--- begin ---

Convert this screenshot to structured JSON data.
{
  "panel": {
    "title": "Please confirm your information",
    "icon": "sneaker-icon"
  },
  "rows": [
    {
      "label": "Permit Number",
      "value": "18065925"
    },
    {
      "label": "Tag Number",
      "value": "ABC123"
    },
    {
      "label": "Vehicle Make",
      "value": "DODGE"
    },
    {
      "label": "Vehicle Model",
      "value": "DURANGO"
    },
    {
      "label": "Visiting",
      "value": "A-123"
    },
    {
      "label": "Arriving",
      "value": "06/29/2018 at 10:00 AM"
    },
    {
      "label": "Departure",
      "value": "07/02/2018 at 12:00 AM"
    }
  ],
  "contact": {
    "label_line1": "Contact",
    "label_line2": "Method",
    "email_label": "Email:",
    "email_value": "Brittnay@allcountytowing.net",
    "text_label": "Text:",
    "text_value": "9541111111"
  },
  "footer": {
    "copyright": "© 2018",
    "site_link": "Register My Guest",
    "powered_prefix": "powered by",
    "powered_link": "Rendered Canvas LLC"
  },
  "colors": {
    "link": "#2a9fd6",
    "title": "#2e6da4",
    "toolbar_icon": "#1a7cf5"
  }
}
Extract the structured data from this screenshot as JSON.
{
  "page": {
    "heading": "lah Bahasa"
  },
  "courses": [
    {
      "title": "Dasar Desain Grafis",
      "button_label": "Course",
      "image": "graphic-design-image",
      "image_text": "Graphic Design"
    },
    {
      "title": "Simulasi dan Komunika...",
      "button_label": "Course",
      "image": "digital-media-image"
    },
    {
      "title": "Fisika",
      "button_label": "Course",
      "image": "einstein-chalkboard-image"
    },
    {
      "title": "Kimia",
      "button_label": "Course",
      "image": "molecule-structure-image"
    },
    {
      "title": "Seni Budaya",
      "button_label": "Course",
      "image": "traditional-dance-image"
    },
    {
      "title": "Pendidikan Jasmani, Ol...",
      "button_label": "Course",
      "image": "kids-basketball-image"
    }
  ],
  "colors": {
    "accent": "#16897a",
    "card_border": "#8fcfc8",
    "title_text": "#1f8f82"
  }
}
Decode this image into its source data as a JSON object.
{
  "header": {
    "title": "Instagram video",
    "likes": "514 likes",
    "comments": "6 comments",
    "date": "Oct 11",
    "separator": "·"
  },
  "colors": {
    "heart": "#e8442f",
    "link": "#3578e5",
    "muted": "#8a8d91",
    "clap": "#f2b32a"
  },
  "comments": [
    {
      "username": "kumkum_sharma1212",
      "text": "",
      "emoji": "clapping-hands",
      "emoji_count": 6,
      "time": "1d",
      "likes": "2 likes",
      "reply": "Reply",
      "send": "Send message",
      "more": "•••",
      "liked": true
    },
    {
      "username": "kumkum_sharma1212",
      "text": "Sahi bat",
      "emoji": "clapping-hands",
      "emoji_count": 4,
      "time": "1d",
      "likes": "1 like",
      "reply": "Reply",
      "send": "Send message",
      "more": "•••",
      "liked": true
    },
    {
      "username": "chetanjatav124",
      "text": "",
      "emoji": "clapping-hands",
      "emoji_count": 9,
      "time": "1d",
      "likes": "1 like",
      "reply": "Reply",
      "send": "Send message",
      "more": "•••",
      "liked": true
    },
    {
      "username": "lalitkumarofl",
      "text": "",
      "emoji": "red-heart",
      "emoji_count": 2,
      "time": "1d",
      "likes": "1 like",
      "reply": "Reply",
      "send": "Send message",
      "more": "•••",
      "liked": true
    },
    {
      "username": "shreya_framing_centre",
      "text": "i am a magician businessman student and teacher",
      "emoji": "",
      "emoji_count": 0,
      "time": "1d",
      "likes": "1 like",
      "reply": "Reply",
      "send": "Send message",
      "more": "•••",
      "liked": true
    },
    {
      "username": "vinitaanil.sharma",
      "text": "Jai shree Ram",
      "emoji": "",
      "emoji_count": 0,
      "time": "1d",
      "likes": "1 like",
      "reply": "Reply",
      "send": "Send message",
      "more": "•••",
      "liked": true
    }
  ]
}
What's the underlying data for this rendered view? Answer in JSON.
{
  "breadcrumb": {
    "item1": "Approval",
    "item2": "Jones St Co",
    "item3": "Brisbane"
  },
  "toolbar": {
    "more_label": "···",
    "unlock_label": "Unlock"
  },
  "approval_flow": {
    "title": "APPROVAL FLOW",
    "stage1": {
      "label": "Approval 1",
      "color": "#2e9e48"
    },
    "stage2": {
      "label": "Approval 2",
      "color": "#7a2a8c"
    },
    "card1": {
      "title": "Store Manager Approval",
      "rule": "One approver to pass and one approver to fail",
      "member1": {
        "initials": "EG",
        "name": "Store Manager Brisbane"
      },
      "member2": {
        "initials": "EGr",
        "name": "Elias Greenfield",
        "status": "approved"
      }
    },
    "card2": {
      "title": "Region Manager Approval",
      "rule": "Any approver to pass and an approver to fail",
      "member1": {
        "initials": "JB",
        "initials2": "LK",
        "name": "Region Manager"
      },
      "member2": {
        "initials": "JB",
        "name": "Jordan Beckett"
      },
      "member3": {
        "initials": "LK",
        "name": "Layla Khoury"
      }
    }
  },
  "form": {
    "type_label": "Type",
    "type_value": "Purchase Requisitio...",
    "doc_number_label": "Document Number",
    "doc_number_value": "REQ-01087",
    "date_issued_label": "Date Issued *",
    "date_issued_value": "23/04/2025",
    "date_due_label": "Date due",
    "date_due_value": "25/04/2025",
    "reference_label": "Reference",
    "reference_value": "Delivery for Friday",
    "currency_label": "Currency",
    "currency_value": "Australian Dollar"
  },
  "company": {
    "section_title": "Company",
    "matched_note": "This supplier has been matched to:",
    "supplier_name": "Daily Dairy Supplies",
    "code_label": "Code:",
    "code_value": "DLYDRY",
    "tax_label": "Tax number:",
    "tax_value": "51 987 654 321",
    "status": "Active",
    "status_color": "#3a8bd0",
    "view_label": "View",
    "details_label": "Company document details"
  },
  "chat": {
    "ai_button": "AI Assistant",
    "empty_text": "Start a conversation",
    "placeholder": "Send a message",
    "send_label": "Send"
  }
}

--- end ---

## Prompt
Return all the data above once more, precisely as given.

## Solution
Convert this screenshot to structured JSON data.
{
  "panel": {
    "title": "Please confirm your information",
    "icon": "sneaker-icon"
  },
  "rows": [
    {
      "label": "Permit Number",
      "value": "18065925"
    },
    {
      "label": "Tag Number",
      "value": "ABC123"
    },
    {
      "label": "Vehicle Make",
      "value": "DODGE"
    },
    {
      "label": "Vehicle Model",
      "value": "DURANGO"
    },
    {
      "label": "Visiting",
      "value": "A-123"
    },
    {
      "label": "Arriving",
      "value": "06/29/2018 at 10:00 AM"
    },
    {
      "label": "Departure",
      "value": "07/02/2018 at 12:00 AM"
    }
  ],
  "contact": {
    "label_line1": "Contact",
    "label_line2": "Method",
    "email_label": "Email:",
    "email_value": "Brittnay@allcountytowing.net",
    "text_label": "Text:",
    "text_value": "9541111111"
  },
  "footer": {
    "copyright": "© 2018",
    "site_link": "Register My Guest",
    "powered_prefix": "powered by",
    "powered_link": "Rendered Canvas LLC"
  },
  "colors": {
    "link": "#2a9fd6",
    "title": "#2e6da4",
    "toolbar_icon": "#1a7cf5"
  }
}
Extract the structured data from this screenshot as JSON.
{
  "page": {
    "heading": "lah Bahasa"
  },
  "courses": [
    {
      "title": "Dasar Desain Grafis",
      "button_label": "Course",
      "image": "graphic-design-image",
      "image_text": "Graphic Design"
    },
    {
      "title": "Simulasi dan Komunika...",
      "button_label": "Course",
      "image": "digital-media-image"
    },
    {
      "title": "Fisika",
      "button_label": "Course",
      "image": "einstein-chalkboard-image"
    },
    {
      "title": "Kimia",
      "button_label": "Course",
      "image": "molecule-structure-image"
    },
    {
      "title": "Seni Budaya",
      "button_label": "Course",
      "image": "traditional-dance-image"
    },
    {
      "title": "Pendidikan Jasmani, Ol...",
      "button_label": "Course",
      "image": "kids-basketball-image"
    }
  ],
  "colors": {
    "accent": "#16897a",
    "card_border": "#8fcfc8",
    "title_text": "#1f8f82"
  }
}
Decode this image into its source data as a JSON object.
{
  "header": {
    "title": "Instagram video",
    "likes": "514 likes",
    "comments": "6 comments",
    "date": "Oct 11",
    "separator": "·"
  },
  "colors": {
    "heart": "#e8442f",
    "link": "#3578e5",
    "muted": "#8a8d91",
    "clap": "#f2b32a"
  },
  "comments": [
    {
      "username": "kumkum_sharma1212",
      "text": "",
      "emoji": "clapping-hands",
      "emoji_count": 6,
      "time": "1d",
      "likes": "2 likes",
      "reply": "Reply",
      "send": "Send message",
      "more": "•••",
      "liked": true
    },
    {
      "username": "kumkum_sharma1212",
      "text": "Sahi bat",
      "emoji": "clapping-hands",
      "emoji_count": 4,
      "time": "1d",
      "likes": "1 like",
      "reply": "Reply",
      "send": "Send message",
      "more": "•••",
      "liked": true
    },
    {
      "username": "chetanjatav124",
      "text": "",
      "emoji": "clapping-hands",
      "emoji_count": 9,
      "time": "1d",
      "likes": "1 like",
      "reply": "Reply",
      "send": "Send message",
      "more": "•••",
      "liked": true
    },
    {
      "username": "lalitkumarofl",
      "text": "",
      "emoji": "red-heart",
      "emoji_count": 2,
      "time": "1d",
      "likes": "1 like",
      "reply": "Reply",
      "send": "Send message",
      "more": "•••",
      "liked": true
    },
    {
      "username": "shreya_framing_centre",
      "text": "i am a magician businessman student and teacher",
      "emoji": "",
      "emoji_count": 0,
      "time": "1d",
      "likes": "1 like",
      "reply": "Reply",
      "send": "Send message",
      "more": "•••",
      "liked": true
    },
    {
      "username": "vinitaanil.sharma",
      "text": "Jai shree Ram",
      "emoji": "",
      "emoji_count": 0,
      "time": "1d",
      "likes": "1 like",
      "reply": "Reply",
      "send": "Send message",
      "more": "•••",
      "liked": true
    }
  ]
}
What's the underlying data for this rendered view? Answer in JSON.
{
  "breadcrumb": {
    "item1": "Approval",
    "item2": "Jones St Co",
    "item3": "Brisbane"
  },
  "toolbar": {
    "more_label": "···",
    "unlock_label": "Unlock"
  },
  "approval_flow": {
    "title": "APPROVAL FLOW",
    "stage1": {
      "label": "Approval 1",
      "color": "#2e9e48"
    },
    "stage2": {
      "label": "Approval 2",
      "color": "#7a2a8c"
    },
    "card1": {
      "title": "Store Manager Approval",
      "rule": "One approver to pass and one approver to fail",
      "member1": {
        "initials": "EG",
        "name": "Store Manager Brisbane"
      },
      "member2": {
        "initials": "EGr",
        "name": "Elias Greenfield",
        "status": "approved"
      }
    },
    "card2": {
      "title": "Region Manager Approval",
      "rule": "Any approver to pass and an approver to fail",
      "member1": {
        "initials": "JB",
        "initials2": "LK",
        "name": "Region Manager"
      },
      "member2": {
        "initials": "JB",
        "name": "Jordan Beckett"
      },
      "member3": {
        "initials": "LK",
        "name": "Layla Khoury"
      }
    }
  },
  "form": {
    "type_label": "Type",
    "type_value": "Purchase Requisitio...",
    "doc_number_label": "Document Number",
    "doc_number_value": "REQ-01087",
    "date_issued_label": "Date Issued *",
    "date_issued_value": "23/04/2025",
    "date_due_label": "Date due",
    "date_due_value": "25/04/2025",
    "reference_label": "Reference",
    "reference_value": "Delivery for Friday",
    "currency_label": "Currency",
    "currency_value": "Australian Dollar"
  },
  "company": {
    "section_title": "Company",
    "matched_note": "This supplier has been matched to:",
    "supplier_name": "Daily Dairy Supplies",
    "code_label": "Code:",
    "code_value": "DLYDRY",
    "tax_label": "Tax number:",
    "tax_value": "51 987 654 321",
    "status": "Active",
    "status_color": "#3a8bd0",
    "view_label": "View",
    "details_label": "Company document details"
  },
  "chat": {
    "ai_button": "AI Assistant",
    "empty_text": "Start a conversation",
    "placeholder": "Send a message",
    "send_label": "Send"
  }
}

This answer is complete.